** Begin **
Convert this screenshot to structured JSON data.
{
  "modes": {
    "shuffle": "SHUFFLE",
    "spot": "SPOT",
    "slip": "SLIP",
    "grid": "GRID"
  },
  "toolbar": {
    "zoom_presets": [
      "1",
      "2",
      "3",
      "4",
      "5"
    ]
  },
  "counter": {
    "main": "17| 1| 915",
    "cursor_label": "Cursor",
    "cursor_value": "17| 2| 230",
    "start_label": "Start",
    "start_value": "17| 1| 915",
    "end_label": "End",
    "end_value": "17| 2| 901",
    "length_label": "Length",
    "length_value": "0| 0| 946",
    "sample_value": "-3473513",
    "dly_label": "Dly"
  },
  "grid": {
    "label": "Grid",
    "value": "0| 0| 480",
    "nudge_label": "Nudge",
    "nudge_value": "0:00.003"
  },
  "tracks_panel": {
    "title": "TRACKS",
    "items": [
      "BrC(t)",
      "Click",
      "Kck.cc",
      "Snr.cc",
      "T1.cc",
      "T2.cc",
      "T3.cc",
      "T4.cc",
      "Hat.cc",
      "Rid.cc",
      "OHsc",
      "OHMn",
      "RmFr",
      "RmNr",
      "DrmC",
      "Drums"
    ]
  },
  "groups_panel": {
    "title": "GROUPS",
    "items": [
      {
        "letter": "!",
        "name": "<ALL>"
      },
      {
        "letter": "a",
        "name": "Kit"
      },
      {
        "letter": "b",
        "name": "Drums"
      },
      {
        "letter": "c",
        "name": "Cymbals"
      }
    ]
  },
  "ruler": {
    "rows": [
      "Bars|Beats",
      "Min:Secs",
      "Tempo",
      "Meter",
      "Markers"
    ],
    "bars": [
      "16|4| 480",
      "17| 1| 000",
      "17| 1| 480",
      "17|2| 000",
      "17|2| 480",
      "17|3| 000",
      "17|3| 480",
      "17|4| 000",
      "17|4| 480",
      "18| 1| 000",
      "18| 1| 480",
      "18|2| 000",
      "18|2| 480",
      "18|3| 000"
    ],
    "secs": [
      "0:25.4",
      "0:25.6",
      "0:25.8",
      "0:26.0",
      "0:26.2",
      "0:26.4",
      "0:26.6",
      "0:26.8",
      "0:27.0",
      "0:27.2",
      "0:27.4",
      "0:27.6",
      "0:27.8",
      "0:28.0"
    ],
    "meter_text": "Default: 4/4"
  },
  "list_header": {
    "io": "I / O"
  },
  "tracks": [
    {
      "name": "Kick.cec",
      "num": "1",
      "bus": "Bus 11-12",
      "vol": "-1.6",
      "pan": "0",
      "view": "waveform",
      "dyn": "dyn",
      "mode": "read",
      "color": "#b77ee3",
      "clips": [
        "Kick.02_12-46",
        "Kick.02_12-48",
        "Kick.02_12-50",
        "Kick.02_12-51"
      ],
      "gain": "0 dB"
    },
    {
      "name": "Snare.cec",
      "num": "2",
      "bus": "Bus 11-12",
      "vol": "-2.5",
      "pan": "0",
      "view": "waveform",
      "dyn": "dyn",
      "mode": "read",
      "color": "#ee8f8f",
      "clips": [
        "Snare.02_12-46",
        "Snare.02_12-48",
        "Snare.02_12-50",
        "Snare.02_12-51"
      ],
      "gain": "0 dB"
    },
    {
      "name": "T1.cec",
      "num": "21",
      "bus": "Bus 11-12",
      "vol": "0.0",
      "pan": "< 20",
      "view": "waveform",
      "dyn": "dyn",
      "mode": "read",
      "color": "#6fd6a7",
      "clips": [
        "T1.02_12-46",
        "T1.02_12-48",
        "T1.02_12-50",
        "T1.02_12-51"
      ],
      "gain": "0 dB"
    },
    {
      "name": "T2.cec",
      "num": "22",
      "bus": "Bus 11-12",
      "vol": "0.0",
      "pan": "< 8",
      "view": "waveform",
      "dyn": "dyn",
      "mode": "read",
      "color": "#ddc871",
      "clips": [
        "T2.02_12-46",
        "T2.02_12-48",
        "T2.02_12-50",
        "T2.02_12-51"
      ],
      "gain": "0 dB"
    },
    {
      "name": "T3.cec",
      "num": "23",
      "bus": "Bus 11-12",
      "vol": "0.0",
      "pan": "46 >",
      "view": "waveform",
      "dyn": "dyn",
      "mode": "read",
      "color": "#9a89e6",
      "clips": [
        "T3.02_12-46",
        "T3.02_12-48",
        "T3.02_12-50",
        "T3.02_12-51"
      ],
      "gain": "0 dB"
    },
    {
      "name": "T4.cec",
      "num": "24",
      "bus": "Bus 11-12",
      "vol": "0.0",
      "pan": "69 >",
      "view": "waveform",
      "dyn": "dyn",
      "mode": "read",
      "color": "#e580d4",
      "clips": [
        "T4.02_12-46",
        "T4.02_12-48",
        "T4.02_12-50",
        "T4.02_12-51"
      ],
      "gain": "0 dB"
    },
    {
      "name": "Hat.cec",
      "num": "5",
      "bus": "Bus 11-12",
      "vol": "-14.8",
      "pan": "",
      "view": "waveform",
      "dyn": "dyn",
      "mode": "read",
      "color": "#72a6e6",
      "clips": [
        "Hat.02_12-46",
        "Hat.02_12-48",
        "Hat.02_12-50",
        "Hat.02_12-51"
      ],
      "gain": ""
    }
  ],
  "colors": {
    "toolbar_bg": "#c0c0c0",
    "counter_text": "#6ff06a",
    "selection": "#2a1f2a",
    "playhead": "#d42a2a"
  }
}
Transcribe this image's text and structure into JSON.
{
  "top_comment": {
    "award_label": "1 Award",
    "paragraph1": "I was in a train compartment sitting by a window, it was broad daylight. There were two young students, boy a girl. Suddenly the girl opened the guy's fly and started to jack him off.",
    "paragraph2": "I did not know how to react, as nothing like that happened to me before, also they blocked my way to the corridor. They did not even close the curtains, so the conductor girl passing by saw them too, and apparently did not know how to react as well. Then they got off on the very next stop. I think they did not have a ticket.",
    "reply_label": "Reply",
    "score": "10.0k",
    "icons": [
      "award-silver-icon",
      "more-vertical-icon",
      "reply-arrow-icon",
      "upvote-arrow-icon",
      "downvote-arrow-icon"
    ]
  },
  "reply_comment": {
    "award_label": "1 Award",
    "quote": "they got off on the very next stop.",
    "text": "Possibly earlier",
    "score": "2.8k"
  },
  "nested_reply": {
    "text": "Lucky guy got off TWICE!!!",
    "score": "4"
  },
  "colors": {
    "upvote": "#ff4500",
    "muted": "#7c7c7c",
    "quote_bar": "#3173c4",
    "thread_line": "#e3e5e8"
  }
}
** End **
PROBLEM TO SOLVE: Please output the entire listing exactly as it stands.

FINISHED EXERCISE:
Convert this screenshot to structured JSON data.
{
  "modes": {
    "shuffle": "SHUFFLE",
    "spot": "SPOT",
    "slip": "SLIP",
    "grid": "GRID"
  },
  "toolbar": {
    "zoom_presets": [
      "1",
      "2",
      "3",
      "4",
      "5"
    ]
  },
  "counter": {
    "main": "17| 1| 915",
    "cursor_label": "Cursor",
    "cursor_value": "17| 2| 230",
    "start_label": "Start",
    "start_value": "17| 1| 915",
    "end_label": "End",
    "end_value": "17| 2| 901",
    "length_label": "Length",
    "length_value": "0| 0| 946",
    "sample_value": "-3473513",
    "dly_label": "Dly"
  },
  "grid": {
    "label": "Grid",
    "value": "0| 0| 480",
    "nudge_label": "Nudge",
    "nudge_value": "0:00.003"
  },
  "tracks_panel": {
    "title": "TRACKS",
    "items": [
      "BrC(t)",
      "Click",
      "Kck.cc",
      "Snr.cc",
      "T1.cc",
      "T2.cc",
      "T3.cc",
      "T4.cc",
      "Hat.cc",
      "Rid.cc",
      "OHsc",
      "OHMn",
      "RmFr",
      "RmNr",
      "DrmC",
      "Drums"
    ]
  },
  "groups_panel": {
    "title": "GROUPS",
    "items": [
      {
        "letter": "!",
        "name": "<ALL>"
      },
      {
        "letter": "a",
        "name": "Kit"
      },
      {
        "letter": "b",
        "name": "Drums"
      },
      {
        "letter": "c",
        "name": "Cymbals"
      }
    ]
  },
  "ruler": {
    "rows": [
      "Bars|Beats",
      "Min:Secs",
      "Tempo",
      "Meter",
      "Markers"
    ],
    "bars": [
      "16|4| 480",
      "17| 1| 000",
      "17| 1| 480",
      "17|2| 000",
      "17|2| 480",
      "17|3| 000",
      "17|3| 480",
      "17|4| 000",
      "17|4| 480",
      "18| 1| 000",
      "18| 1| 480",
      "18|2| 000",
      "18|2| 480",
      "18|3| 000"
    ],
    "secs": [
      "0:25.4",
      "0:25.6",
      "0:25.8",
      "0:26.0",
      "0:26.2",
      "0:26.4",
      "0:26.6",
      "0:26.8",
      "0:27.0",
      "0:27.2",
      "0:27.4",
      "0:27.6",
      "0:27.8",
      "0:28.0"
    ],
    "meter_text": "Default: 4/4"
  },
  "list_header": {
    "io": "I / O"
  },
  "tracks": [
    {
      "name": "Kick.cec",
      "num": "1",
      "bus": "Bus 11-12",
      "vol": "-1.6",
      "pan": "0",
      "view": "waveform",
      "dyn": "dyn",
      "mode": "read",
      "color": "#b77ee3",
      "clips": [
        "Kick.02_12-46",
        "Kick.02_12-48",
        "Kick.02_12-50",
        "Kick.02_12-51"
      ],
      "gain": "0 dB"
    },
    {
      "name": "Snare.cec",
      "num": "2",
      "bus": "Bus 11-12",
      "vol": "-2.5",
      "pan": "0",
      "view": "waveform",
      "dyn": "dyn",
      "mode": "read",
      "color": "#ee8f8f",
      "clips": [
        "Snare.02_12-46",
        "Snare.02_12-48",
        "Snare.02_12-50",
        "Snare.02_12-51"
      ],
      "gain": "0 dB"
    },
    {
      "name": "T1.cec",
      "num": "21",
      "bus": "Bus 11-12",
      "vol": "0.0",
      "pan": "< 20",
      "view": "waveform",
      "dyn": "dyn",
      "mode": "read",
      "color": "#6fd6a7",
      "clips": [
        "T1.02_12-46",
        "T1.02_12-48",
        "T1.02_12-50",
        "T1.02_12-51"
      ],
      "gain": "0 dB"
    },
    {
      "name": "T2.cec",
      "num": "22",
      "bus": "Bus 11-12",
      "vol": "0.0",
      "pan": "< 8",
      "view": "waveform",
      "dyn": "dyn",
      "mode": "read",
      "color": "#ddc871",
      "clips": [
        "T2.02_12-46",
        "T2.02_12-48",
        "T2.02_12-50",
        "T2.02_12-51"
      ],
      "gain": "0 dB"
    },
    {
      "name": "T3.cec",
      "num": "23",
      "bus": "Bus 11-12",
      "vol": "0.0",
      "pan": "46 >",
      "view": "waveform",
      "dyn": "dyn",
      "mode": "read",
      "color": "#9a89e6",
      "clips": [
        "T3.02_12-46",
        "T3.02_12-48",
        "T3.02_12-50",
        "T3.02_12-51"
      ],
      "gain": "0 dB"
    },
    {
      "name": "T4.cec",
      "num": "24",
      "bus": "Bus 11-12",
      "vol": "0.0",
      "pan": "69 >",
      "view": "waveform",
      "dyn": "dyn",
      "mode": "read",
      "color": "#e580d4",
      "clips": [
        "T4.02_12-46",
        "T4.02_12-48",
        "T4.02_12-50",
        "T4.02_12-51"
      ],
      "gain": "0 dB"
    },
    {
      "name": "Hat.cec",
      "num": "5",
      "bus": "Bus 11-12",
      "vol": "-14.8",
      "pan": "",
      "view": "waveform",
      "dyn": "dyn",
      "mode": "read",
      "color": "#72a6e6",
      "clips": [
        "Hat.02_12-46",
        "Hat.02_12-48",
        "Hat.02_12-50",
        "Hat.02_12-51"
      ],
      "gain": ""
    }
  ],
  "colors": {
    "toolbar_bg": "#c0c0c0",
    "counter_text": "#6ff06a",
    "selection": "#2a1f2a",
    "playhead": "#d42a2a"
  }
}
Transcribe this image's text and structure into JSON.
{
  "top_comment": {
    "award_label": "1 Award",
    "paragraph1": "I was in a train compartment sitting by a window, it was broad daylight. There were two young students, boy a girl. Suddenly the girl opened the guy's fly and started to jack him off.",
    "paragraph2": "I did not know how to react, as nothing like that happened to me before, also they blocked my way to the corridor. They did not even close the curtains, so the conductor girl passing by saw them too, and apparently did not know how to react as well. Then they got off on the very next stop. I think they did not have a ticket.",
    "reply_label": "Reply",
    "score": "10.0k",
    "icons": [
      "award-silver-icon",
      "more-vertical-icon",
      "reply-arrow-icon",
      "upvote-arrow-icon",
      "downvote-arrow-icon"
    ]
  },
  "reply_comment": {
    "award_label": "1 Award",
    "quote": "they got off on the very next stop.",
    "text": "Possibly earlier",
    "score": "2.8k"
  },
  "nested_reply": {
    "text": "Lucky guy got off TWICE!!!",
    "score": "4"
  },
  "colors": {
    "upvote": "#ff4500",
    "muted": "#7c7c7c",
    "quote_bar": "#3173c4",
    "thread_line": "#e3e5e8"
  }
}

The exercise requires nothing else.